**What you need to do:**
Give back all the data exactly, line by line.

**Exercise inputs:**
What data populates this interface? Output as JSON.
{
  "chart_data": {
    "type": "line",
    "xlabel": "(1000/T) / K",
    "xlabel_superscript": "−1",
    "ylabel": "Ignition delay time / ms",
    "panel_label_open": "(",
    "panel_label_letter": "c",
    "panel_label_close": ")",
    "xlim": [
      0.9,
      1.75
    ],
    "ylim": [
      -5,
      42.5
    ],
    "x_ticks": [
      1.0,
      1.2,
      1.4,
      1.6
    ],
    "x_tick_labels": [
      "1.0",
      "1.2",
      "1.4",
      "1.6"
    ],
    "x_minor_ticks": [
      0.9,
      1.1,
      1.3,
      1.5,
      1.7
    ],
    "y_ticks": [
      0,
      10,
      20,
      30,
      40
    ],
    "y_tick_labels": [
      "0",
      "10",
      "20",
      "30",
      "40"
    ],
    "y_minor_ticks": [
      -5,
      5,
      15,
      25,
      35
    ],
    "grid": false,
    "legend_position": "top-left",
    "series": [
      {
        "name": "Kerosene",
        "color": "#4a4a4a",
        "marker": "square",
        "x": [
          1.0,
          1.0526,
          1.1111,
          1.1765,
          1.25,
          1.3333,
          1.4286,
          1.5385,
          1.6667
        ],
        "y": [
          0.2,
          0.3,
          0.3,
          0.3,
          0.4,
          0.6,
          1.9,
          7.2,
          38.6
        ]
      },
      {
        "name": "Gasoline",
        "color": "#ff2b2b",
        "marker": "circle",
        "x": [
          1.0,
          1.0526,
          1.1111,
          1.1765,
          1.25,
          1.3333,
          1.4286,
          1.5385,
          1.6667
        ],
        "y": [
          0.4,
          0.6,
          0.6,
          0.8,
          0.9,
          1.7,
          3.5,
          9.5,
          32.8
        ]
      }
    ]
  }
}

**Complete answer:**
What data populates this interface? Output as JSON.
{
  "chart_data": {
    "type": "line",
    "xlabel": "(1000/T) / K",
    "xlabel_superscript": "−1",
    "ylabel": "Ignition delay time / ms",
    "panel_label_open": "(",
    "panel_label_letter": "c",
    "panel_label_close": ")",
    "xlim": [
      0.9,
      1.75
    ],
    "ylim": [
      -5,
      42.5
    ],
    "x_ticks": [
      1.0,
      1.2,
      1.4,
      1.6
    ],
    "x_tick_labels": [
      "1.0",
      "1.2",
      "1.4",
      "1.6"
    ],
    "x_minor_ticks": [
      0.9,
      1.1,
      1.3,
      1.5,
      1.7
    ],
    "y_ticks": [
      0,
      10,
      20,
      30,
      40
    ],
    "y_tick_labels": [
      "0",
      "10",
      "20",
      "30",
      "40"
    ],
    "y_minor_ticks": [
      -5,
      5,
      15,
      25,
      35
    ],
    "grid": false,
    "legend_position": "top-left",
    "series": [
      {
        "name": "Kerosene",
        "color": "#4a4a4a",
        "marker": "square",
        "x": [
          1.0,
          1.0526,
          1.1111,
          1.1765,
          1.25,
          1.3333,
          1.4286,
          1.5385,
          1.6667
        ],
        "y": [
          0.2,
          0.3,
          0.3,
          0.3,
          0.4,
          0.6,
          1.9,
          7.2,
          38.6
        ]
      },
      {
        "name": "Gasoline",
        "color": "#ff2b2b",
        "marker": "circle",
        "x": [
          1.0,
          1.0526,
          1.1111,
          1.1765,
          1.25,
          1.3333,
          1.4286,
          1.5385,
          1.6667
        ],
        "y": [
          0.4,
          0.6,
          0.6,
          0.8,
          0.9,
          1.7,
          3.5,
          9.5,
          32.8
        ]
      }
    ]
  }
}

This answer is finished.